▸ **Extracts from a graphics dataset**
• • • •
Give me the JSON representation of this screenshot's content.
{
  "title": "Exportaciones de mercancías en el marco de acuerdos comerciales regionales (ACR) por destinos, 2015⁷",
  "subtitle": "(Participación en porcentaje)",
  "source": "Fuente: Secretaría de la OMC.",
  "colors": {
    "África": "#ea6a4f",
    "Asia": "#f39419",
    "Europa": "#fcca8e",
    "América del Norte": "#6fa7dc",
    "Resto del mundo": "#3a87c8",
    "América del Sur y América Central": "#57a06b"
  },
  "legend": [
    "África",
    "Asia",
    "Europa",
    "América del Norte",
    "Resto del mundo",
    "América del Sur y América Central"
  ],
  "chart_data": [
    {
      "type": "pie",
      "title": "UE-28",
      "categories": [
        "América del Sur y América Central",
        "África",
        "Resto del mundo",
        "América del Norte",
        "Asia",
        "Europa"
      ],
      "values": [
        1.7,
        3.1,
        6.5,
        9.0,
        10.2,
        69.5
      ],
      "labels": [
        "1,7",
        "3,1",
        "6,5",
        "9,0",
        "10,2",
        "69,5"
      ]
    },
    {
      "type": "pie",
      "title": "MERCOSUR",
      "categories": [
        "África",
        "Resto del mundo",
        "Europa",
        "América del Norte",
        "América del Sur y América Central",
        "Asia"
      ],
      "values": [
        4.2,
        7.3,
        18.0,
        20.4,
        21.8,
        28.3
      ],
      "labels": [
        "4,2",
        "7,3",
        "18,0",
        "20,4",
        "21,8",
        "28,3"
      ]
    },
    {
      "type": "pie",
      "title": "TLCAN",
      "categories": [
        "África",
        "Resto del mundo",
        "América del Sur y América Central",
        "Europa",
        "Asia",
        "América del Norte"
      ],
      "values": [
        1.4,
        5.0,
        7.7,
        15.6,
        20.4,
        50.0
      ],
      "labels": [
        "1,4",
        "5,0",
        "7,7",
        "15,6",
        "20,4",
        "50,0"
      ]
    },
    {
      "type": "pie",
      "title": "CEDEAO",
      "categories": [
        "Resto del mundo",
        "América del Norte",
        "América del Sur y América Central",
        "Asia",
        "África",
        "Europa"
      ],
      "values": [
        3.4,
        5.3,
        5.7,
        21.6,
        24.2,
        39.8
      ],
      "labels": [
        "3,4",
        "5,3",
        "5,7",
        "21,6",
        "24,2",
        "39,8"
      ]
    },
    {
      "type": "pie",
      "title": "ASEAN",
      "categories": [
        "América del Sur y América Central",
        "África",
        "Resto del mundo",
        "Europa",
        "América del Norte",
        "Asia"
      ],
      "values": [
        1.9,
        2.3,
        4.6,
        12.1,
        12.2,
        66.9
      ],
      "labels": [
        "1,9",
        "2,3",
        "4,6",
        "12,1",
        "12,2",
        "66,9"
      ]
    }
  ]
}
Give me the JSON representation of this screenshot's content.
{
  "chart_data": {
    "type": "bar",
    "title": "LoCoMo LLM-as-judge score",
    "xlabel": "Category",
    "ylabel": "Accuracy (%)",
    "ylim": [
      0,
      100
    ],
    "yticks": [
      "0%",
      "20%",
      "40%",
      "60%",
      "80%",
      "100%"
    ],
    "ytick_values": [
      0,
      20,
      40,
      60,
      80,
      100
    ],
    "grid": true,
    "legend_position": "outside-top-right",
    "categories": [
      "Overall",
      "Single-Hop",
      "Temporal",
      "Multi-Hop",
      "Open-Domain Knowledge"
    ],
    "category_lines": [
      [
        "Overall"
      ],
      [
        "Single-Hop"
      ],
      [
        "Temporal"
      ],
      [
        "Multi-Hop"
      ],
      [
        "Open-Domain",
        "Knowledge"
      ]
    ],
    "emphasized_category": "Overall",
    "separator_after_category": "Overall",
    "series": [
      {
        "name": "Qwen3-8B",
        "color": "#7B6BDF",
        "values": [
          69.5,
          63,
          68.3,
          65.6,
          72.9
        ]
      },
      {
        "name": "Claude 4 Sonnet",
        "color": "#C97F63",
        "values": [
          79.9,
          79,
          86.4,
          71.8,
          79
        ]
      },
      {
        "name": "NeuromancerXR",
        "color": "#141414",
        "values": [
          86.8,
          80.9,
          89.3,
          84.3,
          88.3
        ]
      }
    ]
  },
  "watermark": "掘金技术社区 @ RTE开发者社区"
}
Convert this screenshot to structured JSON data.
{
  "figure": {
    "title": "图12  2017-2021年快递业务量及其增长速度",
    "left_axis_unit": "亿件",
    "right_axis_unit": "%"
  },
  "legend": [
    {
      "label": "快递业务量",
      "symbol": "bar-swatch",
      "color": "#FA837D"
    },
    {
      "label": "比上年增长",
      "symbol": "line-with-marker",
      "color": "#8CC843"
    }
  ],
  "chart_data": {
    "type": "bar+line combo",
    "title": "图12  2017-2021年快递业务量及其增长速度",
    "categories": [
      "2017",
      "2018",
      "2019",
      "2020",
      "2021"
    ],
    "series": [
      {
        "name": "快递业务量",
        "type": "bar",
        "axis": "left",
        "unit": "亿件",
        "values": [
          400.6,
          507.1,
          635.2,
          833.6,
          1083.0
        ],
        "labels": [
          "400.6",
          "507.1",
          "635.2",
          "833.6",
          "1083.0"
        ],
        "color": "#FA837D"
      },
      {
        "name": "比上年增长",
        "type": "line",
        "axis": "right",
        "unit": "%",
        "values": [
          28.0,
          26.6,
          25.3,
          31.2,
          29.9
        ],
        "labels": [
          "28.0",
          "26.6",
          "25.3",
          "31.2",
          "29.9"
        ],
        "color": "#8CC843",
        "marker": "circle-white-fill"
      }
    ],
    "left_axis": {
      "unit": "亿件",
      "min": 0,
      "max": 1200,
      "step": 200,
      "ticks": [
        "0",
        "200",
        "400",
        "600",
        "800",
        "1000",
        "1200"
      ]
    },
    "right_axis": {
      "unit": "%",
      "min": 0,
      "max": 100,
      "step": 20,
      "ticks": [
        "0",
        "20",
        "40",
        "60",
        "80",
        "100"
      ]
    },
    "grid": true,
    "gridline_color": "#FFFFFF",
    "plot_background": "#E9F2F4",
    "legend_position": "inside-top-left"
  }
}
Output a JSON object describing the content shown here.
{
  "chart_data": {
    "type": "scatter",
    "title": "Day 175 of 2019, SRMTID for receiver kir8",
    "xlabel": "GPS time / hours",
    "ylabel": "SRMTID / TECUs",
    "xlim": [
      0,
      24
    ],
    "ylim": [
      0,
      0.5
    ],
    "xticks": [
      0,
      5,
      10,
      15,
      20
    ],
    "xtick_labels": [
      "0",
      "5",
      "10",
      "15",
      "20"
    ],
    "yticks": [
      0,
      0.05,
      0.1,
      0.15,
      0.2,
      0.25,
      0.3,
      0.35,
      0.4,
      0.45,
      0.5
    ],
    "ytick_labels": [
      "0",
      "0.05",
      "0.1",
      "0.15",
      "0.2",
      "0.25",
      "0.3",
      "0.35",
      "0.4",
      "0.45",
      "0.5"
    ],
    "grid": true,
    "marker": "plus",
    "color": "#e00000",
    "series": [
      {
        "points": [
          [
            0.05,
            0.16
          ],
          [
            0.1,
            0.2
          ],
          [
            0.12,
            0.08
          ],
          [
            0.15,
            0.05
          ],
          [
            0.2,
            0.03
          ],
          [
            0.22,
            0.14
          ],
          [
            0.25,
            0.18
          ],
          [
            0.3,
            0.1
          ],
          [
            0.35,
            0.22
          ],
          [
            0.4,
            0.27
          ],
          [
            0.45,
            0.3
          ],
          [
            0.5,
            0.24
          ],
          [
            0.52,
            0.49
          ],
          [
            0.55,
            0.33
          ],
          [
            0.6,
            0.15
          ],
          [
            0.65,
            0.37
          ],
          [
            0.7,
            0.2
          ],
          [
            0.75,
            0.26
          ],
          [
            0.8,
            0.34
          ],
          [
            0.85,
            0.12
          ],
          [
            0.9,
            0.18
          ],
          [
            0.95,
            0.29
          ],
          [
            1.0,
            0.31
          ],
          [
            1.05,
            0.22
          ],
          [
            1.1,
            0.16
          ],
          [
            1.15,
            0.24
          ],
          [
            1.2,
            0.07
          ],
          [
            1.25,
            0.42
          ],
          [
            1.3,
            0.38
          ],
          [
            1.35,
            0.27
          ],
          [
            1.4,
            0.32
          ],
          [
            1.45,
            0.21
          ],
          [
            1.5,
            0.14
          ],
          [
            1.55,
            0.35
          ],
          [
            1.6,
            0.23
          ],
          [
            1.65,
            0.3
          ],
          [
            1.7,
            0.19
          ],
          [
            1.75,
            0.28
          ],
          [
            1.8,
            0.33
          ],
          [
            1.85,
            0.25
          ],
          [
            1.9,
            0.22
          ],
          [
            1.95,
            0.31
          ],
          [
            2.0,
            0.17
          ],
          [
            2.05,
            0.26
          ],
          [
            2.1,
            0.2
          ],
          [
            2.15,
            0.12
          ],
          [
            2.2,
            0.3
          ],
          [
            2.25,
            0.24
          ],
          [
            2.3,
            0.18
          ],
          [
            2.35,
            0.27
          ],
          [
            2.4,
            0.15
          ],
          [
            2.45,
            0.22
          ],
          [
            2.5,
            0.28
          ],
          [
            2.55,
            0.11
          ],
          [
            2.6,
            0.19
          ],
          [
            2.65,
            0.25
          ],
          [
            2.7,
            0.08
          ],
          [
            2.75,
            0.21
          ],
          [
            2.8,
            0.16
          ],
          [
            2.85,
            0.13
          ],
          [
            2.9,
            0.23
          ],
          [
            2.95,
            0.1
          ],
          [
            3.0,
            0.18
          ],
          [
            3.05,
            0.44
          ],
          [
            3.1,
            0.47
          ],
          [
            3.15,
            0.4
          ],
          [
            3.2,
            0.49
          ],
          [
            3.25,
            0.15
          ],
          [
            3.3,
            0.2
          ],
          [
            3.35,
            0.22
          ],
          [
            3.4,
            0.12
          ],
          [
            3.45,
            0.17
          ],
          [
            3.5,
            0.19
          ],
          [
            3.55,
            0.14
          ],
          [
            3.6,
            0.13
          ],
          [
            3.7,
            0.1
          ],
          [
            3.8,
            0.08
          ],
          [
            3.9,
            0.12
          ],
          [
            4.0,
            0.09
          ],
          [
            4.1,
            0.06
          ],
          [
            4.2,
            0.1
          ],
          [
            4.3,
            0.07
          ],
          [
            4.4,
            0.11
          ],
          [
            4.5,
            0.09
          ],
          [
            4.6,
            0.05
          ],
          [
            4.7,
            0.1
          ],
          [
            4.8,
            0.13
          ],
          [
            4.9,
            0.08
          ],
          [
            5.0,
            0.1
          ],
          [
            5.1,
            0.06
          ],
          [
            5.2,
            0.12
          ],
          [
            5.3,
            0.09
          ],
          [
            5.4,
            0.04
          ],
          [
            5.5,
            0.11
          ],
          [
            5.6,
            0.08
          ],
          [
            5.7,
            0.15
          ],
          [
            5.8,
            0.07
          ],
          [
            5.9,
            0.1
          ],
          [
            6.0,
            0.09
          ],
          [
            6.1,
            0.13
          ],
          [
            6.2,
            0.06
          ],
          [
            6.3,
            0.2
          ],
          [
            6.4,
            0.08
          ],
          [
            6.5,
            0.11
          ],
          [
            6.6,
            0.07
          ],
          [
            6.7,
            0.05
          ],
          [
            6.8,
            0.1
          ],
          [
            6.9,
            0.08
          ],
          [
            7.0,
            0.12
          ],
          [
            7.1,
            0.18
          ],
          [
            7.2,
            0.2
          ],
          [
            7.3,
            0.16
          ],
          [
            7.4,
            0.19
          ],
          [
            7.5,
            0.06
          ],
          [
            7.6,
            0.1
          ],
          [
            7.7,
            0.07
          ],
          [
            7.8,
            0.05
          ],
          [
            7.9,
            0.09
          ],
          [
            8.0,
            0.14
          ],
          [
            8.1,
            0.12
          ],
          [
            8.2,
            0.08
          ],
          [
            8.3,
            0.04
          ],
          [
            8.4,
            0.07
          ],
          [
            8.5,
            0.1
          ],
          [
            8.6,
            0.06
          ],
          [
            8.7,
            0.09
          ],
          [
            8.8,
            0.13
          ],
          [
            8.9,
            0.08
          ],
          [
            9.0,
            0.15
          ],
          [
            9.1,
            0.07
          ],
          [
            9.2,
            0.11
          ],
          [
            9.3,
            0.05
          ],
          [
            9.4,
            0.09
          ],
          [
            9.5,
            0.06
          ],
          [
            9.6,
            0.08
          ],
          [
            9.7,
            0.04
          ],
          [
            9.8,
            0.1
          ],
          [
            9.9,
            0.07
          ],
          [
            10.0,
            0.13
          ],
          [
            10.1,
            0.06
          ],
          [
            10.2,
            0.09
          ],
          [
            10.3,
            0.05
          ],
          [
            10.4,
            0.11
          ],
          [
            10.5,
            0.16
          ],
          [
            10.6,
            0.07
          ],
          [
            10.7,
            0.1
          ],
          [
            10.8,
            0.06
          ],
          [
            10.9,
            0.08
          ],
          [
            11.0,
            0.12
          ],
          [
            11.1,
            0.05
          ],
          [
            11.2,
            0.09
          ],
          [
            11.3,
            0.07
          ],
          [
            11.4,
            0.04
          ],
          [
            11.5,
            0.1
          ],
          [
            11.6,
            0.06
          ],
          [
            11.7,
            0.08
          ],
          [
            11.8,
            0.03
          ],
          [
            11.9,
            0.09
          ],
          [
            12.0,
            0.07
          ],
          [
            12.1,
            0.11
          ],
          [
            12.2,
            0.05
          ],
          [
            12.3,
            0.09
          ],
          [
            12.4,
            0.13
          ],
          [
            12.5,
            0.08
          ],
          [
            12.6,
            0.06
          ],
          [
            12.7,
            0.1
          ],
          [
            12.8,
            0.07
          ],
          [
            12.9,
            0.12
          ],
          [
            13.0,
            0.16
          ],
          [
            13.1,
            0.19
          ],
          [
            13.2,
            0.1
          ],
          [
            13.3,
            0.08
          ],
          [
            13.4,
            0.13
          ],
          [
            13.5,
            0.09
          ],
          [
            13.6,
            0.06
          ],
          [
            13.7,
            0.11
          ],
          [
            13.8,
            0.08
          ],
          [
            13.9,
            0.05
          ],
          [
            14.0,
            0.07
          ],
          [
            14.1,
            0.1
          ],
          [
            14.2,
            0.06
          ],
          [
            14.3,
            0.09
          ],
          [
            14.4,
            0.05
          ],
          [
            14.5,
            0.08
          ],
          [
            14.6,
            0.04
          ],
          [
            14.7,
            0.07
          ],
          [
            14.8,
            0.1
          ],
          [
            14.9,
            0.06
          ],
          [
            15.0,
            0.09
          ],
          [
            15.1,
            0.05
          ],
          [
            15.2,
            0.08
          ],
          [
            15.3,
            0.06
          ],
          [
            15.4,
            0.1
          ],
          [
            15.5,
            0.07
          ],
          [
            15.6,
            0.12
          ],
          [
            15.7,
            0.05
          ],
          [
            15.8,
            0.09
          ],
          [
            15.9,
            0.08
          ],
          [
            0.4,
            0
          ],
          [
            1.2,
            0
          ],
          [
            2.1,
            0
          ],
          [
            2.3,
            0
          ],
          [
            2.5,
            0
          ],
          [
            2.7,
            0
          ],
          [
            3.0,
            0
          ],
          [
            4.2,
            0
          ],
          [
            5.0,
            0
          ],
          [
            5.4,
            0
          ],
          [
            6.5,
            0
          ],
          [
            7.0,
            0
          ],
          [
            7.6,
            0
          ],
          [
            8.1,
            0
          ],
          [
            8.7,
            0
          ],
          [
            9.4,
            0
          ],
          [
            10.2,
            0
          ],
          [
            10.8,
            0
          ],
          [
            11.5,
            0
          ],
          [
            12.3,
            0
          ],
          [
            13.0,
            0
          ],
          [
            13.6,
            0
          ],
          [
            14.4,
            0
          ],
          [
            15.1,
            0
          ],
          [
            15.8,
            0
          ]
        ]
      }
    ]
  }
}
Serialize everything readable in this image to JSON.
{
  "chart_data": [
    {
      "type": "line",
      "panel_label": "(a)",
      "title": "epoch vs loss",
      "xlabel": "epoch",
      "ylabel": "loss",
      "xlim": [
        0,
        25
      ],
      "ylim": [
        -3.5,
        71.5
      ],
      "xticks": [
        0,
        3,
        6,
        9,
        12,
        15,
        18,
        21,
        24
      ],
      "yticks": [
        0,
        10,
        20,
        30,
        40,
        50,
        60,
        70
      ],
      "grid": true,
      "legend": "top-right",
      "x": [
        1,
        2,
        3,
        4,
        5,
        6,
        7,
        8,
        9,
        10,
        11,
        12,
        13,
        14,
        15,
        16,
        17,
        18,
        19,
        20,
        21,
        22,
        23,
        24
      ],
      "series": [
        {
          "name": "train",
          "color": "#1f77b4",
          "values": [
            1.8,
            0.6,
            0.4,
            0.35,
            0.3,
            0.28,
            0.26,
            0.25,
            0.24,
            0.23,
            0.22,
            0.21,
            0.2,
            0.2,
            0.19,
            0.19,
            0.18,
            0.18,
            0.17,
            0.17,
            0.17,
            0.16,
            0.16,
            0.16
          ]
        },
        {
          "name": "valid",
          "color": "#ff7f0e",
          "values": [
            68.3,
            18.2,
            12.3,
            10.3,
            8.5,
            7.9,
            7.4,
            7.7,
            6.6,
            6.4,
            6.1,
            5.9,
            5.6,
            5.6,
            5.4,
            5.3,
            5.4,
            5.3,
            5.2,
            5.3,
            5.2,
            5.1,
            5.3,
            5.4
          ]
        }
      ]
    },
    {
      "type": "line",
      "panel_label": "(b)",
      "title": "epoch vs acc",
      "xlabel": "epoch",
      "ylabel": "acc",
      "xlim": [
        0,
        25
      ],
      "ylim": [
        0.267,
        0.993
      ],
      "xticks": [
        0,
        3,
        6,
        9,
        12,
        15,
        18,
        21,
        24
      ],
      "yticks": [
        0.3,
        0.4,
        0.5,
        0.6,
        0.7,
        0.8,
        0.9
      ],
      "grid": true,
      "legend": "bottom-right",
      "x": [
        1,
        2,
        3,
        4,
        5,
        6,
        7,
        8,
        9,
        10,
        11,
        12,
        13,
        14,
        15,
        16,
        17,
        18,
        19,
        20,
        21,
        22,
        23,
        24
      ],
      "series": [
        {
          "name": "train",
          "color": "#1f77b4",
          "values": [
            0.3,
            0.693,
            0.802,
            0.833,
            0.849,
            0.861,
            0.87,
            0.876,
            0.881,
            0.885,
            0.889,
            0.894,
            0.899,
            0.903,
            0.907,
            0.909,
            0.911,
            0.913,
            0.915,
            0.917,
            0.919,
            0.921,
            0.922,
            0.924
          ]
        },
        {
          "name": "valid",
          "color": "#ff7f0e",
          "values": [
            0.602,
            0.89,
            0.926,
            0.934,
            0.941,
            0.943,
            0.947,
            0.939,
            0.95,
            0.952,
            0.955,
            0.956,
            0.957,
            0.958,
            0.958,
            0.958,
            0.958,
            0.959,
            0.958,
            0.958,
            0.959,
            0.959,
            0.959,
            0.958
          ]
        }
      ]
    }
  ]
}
• • • •
Gather each line from the listing above that holds "SRMTID".

▸ **Solution**
    "title": "Day 175 of 2019, SRMTID for receiver kir8",
    "ylabel": "SRMTID / TECUs",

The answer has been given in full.